### GIVEN PROBLEM:
Search the data for the word "exempt" and copy every line where it occurs.

[Extracted records]
--------------------
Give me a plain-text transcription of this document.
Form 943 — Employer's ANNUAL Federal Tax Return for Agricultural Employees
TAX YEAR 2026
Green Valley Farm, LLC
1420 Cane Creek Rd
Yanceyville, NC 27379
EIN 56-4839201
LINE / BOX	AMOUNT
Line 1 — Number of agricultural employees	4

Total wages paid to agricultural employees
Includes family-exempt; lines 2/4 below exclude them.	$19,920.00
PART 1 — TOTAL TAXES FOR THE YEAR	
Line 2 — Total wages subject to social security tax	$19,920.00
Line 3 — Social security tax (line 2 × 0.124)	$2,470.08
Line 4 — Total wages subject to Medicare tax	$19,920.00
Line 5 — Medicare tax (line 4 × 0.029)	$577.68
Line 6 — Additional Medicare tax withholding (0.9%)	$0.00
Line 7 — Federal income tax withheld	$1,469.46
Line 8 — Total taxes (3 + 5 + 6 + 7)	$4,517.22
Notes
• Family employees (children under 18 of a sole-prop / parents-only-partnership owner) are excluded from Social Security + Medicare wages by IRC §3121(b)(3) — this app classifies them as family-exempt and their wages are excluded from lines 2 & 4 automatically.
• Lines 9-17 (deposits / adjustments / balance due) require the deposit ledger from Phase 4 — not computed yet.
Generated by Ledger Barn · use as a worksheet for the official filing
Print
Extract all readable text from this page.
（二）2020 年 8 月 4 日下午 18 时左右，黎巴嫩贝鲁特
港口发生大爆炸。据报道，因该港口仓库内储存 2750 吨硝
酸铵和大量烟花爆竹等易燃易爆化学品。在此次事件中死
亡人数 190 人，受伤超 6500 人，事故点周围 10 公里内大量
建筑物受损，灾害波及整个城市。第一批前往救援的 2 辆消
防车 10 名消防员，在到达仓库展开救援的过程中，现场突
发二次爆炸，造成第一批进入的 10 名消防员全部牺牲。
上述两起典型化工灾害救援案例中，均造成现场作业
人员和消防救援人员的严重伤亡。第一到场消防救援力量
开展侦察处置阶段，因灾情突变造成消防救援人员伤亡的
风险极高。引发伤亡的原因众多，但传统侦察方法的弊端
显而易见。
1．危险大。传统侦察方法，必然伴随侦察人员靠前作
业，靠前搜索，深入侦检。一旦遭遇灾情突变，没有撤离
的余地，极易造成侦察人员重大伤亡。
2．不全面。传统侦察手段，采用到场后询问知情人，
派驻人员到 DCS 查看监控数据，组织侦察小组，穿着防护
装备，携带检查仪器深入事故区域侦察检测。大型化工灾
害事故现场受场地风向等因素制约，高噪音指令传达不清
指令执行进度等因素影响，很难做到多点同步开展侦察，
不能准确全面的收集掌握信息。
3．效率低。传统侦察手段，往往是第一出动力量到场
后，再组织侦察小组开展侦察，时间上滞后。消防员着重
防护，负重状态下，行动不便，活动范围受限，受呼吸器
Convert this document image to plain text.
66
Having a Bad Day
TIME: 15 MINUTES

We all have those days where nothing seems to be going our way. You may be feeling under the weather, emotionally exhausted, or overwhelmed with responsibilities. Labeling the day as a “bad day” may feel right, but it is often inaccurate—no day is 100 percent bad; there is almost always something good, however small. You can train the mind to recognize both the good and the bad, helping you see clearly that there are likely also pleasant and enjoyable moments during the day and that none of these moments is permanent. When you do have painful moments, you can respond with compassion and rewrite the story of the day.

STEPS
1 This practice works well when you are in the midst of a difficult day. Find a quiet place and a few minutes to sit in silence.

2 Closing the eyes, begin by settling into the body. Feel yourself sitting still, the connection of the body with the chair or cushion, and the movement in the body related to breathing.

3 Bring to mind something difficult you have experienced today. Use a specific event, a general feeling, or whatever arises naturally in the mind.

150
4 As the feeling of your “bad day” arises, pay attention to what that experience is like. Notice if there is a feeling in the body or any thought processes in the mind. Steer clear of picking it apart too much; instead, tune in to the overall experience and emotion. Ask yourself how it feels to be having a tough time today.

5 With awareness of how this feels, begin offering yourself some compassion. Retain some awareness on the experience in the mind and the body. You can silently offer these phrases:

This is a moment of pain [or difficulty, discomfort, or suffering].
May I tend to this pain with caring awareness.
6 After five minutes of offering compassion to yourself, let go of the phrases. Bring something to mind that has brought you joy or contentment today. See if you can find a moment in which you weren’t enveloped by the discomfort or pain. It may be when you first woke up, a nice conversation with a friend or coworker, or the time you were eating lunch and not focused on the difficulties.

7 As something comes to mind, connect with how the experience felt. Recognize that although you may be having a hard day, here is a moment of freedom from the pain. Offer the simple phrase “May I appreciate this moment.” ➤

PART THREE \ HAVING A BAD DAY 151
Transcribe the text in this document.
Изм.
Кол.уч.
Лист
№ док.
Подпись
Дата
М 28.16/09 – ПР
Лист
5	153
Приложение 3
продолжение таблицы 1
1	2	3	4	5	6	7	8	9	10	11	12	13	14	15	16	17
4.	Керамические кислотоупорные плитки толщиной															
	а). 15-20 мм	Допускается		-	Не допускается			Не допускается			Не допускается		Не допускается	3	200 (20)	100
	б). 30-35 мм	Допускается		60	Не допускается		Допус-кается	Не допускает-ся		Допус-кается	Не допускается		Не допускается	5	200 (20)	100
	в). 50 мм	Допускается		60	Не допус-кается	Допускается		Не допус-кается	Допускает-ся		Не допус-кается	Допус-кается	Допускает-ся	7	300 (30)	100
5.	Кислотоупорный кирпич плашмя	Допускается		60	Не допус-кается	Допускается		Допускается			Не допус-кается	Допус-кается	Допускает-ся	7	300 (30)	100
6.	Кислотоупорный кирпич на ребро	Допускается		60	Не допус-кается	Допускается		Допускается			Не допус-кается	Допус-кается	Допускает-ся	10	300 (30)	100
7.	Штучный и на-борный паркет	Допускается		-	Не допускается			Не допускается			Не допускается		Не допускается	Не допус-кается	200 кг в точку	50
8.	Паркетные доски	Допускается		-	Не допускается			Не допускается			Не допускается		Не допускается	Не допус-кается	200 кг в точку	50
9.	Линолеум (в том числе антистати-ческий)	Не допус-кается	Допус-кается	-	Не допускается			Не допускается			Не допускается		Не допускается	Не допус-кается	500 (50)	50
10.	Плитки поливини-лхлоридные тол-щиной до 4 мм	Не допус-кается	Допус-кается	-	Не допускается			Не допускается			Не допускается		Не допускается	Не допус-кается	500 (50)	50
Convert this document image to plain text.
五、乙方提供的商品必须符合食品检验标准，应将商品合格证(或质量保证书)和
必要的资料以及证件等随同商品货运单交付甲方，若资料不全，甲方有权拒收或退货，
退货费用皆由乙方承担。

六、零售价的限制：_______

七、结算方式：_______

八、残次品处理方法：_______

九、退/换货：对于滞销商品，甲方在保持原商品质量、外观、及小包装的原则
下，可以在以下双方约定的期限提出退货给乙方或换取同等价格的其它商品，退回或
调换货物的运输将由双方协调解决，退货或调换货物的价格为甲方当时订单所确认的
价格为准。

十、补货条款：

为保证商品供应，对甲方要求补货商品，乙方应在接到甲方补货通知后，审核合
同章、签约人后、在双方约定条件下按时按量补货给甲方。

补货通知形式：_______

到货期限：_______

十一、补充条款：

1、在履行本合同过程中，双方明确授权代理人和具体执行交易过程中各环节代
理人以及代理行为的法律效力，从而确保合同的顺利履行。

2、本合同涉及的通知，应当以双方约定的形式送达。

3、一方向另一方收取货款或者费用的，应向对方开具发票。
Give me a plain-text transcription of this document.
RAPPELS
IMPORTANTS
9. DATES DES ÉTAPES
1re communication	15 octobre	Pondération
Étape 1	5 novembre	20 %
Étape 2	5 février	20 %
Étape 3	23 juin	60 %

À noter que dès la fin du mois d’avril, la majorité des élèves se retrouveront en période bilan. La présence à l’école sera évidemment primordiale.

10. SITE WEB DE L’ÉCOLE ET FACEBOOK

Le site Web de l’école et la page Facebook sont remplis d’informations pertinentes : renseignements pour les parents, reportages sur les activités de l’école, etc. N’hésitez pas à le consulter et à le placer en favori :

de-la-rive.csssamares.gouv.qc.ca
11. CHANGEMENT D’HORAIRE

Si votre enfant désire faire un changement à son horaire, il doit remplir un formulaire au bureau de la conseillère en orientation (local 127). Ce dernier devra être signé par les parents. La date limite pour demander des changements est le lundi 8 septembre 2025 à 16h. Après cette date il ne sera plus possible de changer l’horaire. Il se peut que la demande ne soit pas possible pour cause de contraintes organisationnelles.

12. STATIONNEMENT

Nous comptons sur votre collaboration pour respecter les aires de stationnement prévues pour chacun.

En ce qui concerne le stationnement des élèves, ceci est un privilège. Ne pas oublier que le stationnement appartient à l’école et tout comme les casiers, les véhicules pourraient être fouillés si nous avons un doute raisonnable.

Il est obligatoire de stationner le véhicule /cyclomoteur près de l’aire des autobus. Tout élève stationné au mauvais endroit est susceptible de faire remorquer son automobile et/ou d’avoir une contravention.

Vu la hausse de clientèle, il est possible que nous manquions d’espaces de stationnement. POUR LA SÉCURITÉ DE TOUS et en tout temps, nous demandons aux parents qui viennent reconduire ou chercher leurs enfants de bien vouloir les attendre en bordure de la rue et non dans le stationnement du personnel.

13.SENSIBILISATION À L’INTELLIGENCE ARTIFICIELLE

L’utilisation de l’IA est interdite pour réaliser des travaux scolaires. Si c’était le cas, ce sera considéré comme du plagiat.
--------------------
### ANSWER TO THIS PROBLEM:
Includes family-exempt; lines 2/4 below exclude them.	$19,920.00
• Family employees (children under 18 of a sole-prop / parents-only-partnership owner) are excluded from Social Security + Medicare wages by IRC §3121(b)(3) — this app classifies them as family-exempt and their wages are excluded from lines 2 & 4 automatically.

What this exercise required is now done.